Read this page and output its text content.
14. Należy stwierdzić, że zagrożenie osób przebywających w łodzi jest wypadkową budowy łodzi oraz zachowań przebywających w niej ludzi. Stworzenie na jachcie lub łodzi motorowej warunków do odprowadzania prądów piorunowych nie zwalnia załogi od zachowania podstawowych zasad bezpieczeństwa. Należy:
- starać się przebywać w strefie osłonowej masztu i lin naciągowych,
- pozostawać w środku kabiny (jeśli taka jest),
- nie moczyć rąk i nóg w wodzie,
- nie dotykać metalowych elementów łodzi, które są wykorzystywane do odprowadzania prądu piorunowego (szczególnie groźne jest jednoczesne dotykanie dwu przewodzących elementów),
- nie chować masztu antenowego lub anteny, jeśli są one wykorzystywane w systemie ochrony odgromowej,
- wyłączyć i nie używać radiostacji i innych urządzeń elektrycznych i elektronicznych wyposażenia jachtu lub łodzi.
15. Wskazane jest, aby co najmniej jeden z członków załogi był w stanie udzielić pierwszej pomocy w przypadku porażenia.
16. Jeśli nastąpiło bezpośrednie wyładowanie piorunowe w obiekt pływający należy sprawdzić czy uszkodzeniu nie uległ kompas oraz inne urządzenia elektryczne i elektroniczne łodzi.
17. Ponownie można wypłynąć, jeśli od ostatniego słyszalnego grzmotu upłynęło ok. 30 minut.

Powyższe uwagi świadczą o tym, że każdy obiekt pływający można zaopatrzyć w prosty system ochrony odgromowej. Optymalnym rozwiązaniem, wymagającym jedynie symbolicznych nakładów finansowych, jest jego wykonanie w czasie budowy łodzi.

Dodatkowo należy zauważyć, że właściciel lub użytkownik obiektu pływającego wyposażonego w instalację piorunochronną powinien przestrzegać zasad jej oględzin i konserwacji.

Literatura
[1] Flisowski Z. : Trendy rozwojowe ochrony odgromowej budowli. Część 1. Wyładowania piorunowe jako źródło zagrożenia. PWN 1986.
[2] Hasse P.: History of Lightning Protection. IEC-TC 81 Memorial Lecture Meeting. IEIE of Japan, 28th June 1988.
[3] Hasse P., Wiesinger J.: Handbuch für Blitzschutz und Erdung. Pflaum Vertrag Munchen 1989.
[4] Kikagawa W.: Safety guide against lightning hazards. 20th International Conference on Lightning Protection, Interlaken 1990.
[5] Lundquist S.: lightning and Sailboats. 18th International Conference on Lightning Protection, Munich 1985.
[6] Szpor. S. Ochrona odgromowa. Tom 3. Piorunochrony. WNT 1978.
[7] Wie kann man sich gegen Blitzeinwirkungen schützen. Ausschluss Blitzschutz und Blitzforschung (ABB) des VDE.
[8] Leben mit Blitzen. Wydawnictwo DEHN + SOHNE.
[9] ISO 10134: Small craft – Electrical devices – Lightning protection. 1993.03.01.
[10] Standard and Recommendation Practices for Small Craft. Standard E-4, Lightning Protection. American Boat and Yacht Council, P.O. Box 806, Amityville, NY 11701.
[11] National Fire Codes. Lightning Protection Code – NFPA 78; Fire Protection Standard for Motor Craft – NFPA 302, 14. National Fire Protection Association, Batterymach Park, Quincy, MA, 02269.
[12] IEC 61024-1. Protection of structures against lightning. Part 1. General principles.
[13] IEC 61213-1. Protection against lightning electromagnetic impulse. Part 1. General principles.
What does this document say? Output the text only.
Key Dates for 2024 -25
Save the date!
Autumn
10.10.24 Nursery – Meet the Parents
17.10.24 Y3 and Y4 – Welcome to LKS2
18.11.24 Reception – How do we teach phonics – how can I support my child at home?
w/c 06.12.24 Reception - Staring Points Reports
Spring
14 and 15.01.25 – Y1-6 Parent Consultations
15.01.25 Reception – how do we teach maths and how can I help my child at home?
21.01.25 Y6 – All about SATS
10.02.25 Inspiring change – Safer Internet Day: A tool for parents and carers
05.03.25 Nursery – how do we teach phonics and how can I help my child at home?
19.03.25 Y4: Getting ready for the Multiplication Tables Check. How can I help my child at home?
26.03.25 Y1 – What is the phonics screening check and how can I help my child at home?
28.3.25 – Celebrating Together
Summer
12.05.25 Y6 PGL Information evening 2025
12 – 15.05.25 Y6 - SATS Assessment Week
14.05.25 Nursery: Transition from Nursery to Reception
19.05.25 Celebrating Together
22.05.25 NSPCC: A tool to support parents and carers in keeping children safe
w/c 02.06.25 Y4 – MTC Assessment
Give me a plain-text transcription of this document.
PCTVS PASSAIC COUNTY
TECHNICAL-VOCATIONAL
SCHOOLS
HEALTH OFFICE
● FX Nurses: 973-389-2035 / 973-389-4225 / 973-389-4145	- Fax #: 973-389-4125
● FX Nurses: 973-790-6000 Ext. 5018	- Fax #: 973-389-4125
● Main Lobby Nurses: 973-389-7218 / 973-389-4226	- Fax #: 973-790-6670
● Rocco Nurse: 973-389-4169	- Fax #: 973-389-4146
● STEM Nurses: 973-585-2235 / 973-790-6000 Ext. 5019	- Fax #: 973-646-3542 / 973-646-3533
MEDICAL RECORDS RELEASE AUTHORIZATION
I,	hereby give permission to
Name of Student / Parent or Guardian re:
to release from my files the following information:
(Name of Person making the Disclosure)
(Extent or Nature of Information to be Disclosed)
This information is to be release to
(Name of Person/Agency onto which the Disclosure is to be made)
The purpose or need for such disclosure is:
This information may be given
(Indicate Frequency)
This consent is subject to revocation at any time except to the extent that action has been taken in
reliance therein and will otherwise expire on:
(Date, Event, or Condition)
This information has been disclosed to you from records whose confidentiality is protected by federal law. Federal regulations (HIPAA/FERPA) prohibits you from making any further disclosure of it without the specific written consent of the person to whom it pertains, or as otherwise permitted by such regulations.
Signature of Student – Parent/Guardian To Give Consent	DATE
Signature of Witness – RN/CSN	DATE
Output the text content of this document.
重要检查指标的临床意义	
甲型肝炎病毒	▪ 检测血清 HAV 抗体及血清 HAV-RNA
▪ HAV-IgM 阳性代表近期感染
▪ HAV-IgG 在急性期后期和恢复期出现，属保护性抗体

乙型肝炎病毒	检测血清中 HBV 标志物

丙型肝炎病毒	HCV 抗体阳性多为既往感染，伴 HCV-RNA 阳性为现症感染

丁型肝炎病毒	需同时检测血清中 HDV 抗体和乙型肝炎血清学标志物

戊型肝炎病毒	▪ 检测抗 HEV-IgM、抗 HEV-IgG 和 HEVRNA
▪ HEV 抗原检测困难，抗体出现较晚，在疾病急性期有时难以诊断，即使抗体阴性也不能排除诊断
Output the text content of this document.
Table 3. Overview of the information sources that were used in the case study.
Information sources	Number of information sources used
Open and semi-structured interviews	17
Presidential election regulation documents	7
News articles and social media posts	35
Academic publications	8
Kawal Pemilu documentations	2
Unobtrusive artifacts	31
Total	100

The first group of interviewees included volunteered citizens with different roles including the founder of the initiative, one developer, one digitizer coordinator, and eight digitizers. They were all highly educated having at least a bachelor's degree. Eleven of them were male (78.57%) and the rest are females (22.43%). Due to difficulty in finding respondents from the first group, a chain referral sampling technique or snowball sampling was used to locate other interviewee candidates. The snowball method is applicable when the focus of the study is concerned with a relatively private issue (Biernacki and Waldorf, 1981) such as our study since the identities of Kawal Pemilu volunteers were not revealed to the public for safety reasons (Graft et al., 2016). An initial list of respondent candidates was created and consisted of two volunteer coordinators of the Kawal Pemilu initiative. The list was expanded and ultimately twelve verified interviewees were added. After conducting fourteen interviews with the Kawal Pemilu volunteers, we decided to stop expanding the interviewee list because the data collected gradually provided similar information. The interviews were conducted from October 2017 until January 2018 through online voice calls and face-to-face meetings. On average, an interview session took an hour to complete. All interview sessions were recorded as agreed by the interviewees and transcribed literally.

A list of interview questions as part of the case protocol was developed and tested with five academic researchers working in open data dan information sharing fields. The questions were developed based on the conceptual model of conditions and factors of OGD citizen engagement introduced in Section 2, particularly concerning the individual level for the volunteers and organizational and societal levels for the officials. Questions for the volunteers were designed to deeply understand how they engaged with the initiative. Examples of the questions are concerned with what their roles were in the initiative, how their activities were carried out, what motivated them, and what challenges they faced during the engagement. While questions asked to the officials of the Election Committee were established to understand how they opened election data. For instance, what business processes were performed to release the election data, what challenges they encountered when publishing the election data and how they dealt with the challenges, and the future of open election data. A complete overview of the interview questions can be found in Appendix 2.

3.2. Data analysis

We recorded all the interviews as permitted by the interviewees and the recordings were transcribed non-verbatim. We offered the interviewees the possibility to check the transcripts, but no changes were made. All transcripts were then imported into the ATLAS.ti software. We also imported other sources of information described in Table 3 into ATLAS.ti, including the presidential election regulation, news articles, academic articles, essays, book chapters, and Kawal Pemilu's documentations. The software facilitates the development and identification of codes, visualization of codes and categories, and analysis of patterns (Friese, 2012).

......

- [To do] Count the lines in the records above that contain the word "Hasse", and reply with only that number.

- [Reply to the task] 2